• **EXERCISE**:
Read the records and gather each line that includes "Output".

+++ LISTING +++

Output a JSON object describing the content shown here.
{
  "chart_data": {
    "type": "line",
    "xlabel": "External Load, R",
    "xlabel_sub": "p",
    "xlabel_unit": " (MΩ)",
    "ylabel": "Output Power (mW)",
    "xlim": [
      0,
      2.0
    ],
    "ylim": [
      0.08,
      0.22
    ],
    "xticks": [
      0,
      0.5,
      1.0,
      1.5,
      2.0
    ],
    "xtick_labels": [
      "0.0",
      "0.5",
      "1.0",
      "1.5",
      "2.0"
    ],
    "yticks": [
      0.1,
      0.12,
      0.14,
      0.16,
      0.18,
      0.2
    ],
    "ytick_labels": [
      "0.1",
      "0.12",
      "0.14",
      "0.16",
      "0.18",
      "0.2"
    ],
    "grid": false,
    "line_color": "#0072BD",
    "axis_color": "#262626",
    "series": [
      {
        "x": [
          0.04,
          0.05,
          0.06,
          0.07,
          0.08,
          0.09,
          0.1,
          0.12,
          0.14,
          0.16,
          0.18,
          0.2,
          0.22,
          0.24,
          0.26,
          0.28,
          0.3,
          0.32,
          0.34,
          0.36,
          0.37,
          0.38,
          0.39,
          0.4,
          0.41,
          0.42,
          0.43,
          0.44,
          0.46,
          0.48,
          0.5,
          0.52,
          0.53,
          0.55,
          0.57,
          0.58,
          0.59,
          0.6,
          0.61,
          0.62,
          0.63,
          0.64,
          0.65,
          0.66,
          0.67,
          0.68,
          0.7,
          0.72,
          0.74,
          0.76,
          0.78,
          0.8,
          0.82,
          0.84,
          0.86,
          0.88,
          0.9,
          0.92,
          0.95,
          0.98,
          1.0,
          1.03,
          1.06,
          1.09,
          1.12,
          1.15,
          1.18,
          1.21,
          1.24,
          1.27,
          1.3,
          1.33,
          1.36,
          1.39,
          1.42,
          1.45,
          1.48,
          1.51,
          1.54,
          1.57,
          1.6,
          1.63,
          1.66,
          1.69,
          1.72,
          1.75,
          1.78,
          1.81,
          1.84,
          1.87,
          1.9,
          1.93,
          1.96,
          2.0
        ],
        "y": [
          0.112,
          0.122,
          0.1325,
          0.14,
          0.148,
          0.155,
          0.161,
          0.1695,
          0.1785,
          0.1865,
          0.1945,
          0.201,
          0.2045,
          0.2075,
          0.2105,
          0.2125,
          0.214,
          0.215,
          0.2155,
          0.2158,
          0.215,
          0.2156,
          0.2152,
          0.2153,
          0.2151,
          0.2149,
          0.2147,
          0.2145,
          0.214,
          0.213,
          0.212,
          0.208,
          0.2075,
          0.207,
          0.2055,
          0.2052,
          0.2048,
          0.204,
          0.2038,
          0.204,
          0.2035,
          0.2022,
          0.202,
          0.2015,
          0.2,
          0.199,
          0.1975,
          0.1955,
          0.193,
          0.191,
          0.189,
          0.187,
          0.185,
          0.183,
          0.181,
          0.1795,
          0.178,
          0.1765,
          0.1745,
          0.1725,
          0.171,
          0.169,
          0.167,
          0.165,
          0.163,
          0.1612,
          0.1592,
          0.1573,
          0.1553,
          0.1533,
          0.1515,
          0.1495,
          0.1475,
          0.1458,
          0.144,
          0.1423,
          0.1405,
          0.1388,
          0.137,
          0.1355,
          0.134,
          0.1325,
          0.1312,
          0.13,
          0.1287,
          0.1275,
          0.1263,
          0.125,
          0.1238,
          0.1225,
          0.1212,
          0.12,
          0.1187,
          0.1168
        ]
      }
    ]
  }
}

+++

• **SOLUTION FOR THIS PROBLEM**:
Output a JSON object describing the content shown here.
    "ylabel": "Output Power (mW)",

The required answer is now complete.